§ **TEXTE**:

"""

Cette photo
est prise depuis la dune Sud de Soulac. Nous sommes au bout du petit chemin.
C’est notre spot, avec Yann.
Nous sommes
l’avant dernier jour d’octobre. Les houles automnales, puissantes, ne
plaisantent pas. La vague fait presque deux mètres ce jour-là. L’eau n’est pas
encore glaciale, seulement devenue froide.
Nous sommes
proches de l’embouchure de la Gironde. Les courants latéraux sont généralement
forts, un paramètre dont il ne faut jamais sous-estimer l’influence sur la
qualité d’une session. On rame en permanence pour atteindre le pic ; on se
fatigue plus vite.
La vague soulacaise
est technique. Massive, rapide, tubulaire, elle ferme fréquemment trop vite,
mâchoires qui t’engloutissent. Le take-off s’apparente à un drop sur une rampe
de skate : tu y vas à fond. Ou tu n’y vas pas. Elle ouvre essentiellement
à gauche. Normal foot, je la surfe le plus souvent en backside, posture où ne
vont ni mes préférences, ni mes plus grandes aisances.

"""

§ **DONNÉES FOURNIES**:

"""

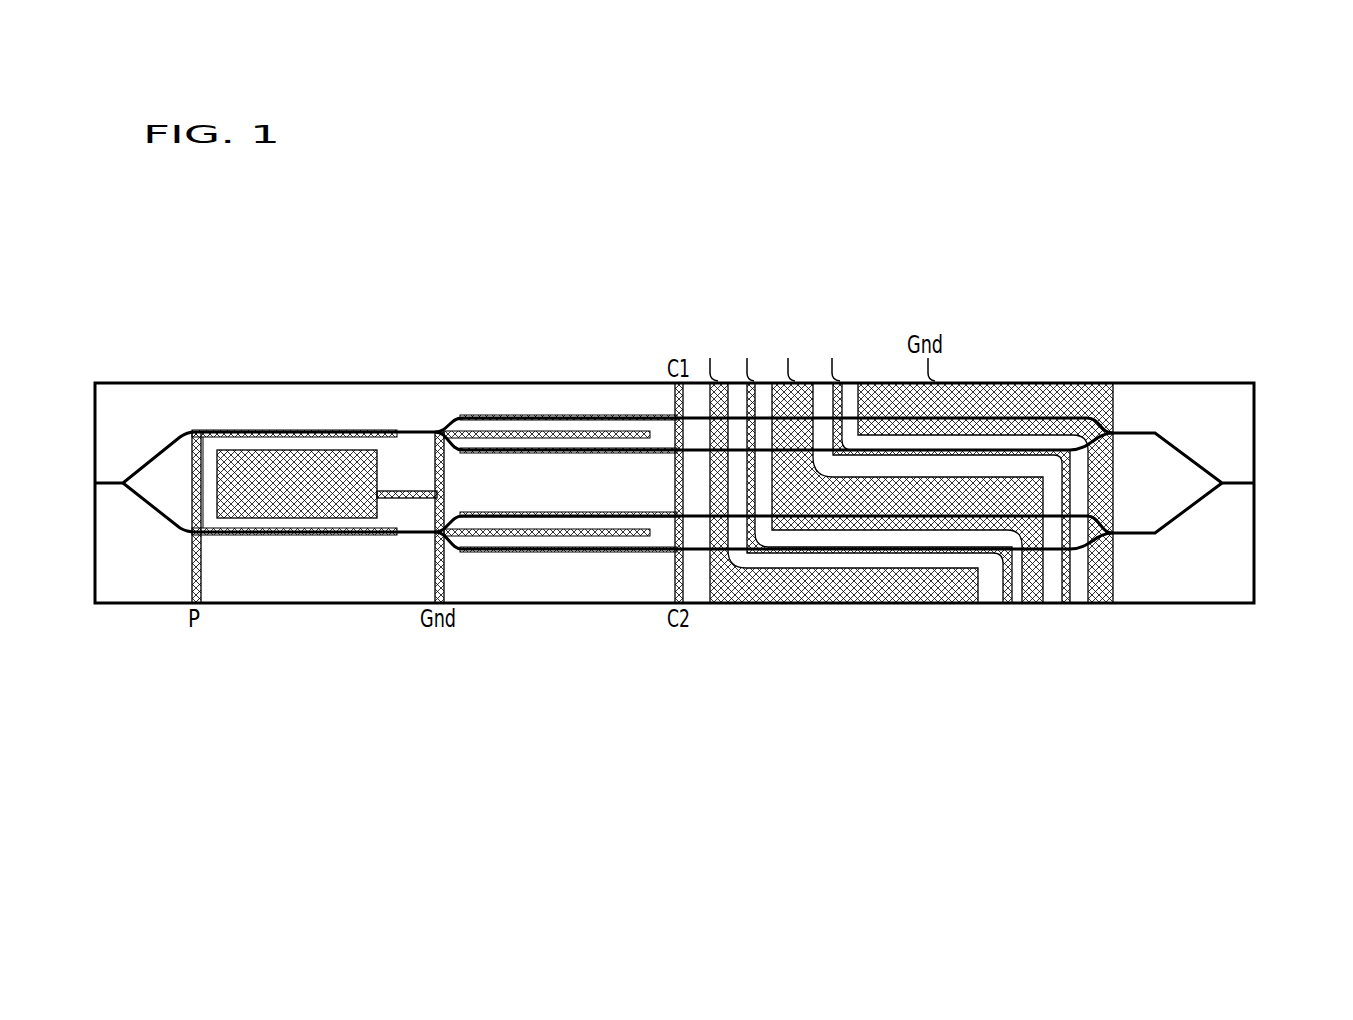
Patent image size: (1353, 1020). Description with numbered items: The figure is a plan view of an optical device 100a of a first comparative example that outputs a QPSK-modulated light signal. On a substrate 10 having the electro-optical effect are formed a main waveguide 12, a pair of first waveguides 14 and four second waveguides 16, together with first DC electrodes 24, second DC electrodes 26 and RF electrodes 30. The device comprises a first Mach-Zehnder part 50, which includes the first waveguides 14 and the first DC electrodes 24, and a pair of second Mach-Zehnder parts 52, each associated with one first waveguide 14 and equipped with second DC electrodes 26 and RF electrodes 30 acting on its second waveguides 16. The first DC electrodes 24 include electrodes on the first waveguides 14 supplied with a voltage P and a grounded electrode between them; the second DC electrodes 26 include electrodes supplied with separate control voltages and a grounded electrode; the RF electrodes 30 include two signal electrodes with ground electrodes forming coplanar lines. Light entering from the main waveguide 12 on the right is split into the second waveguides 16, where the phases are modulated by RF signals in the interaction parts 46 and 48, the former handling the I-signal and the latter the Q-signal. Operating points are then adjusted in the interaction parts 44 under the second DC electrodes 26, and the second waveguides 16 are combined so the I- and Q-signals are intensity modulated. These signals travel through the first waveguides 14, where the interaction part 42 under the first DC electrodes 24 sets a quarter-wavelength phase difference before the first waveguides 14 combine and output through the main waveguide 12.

The substrate 10 is at (1254, 565).
The main waveguide 12 is at (108, 482).
The first waveguides 14 is at (330, 431).
The second waveguides 16 is at (640, 416).
The first DC electrodes 24 is at (237, 528).
The second DC electrodes 26 is at (520, 447).
The RF electrodes 30 is at (848, 323).
The interaction part 42 is at (377, 543).
The interaction parts 44 is at (638, 459).
The interaction part 46 is at (1063, 456).
The interaction part 48 is at (975, 551).
The first Mach-Zehnder part 50 is at (410, 705).
The second Mach-Zehnder parts 52 is at (1125, 705).
The optical device 100a is at (1062, 308).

"""

§ **CONSIGNE 1**: D’après le texte sur Soulac, quelle hauteur fait la vague ce jour-là ?
§ **CONSIGNE 2**: Pourquoi se fatigue-t-on plus vite à cet endroit, selon le texte sur Soulac ? Réponds en une à trois phrases.
§ **CONSIGNE 3**: Dis si chacune de ces affirmations est conforme au texte sur Soulac, en répondant par oui ou non et en citant les mots du texte qui le montrent : (a) L’eau est déjà glaciale. (b) La vague ouvre surtout à gauche. (c) La photo est prise depuis la dune Nord.
Ce matériel forme un ensemble à part, sans lien avec le texte.

§ **RÉPONSE 1**: Presque deux mètres.

§ **RÉPONSE 2**: Le spot est proche de l’embouchure de la Gironde, où les courants latéraux sont généralement forts. Il faut donc ramer en permanence pour atteindre le pic, ce qui fatigue plus vite.

§ **RÉPONSE 3**:
(a) Non : « L’eau n’est pas encore glaciale, seulement devenue froide. »
(b) Oui : « Elle ouvre essentiellement à gauche. »
(c) Non : « Cette photo est prise depuis la dune Sud de Soulac. »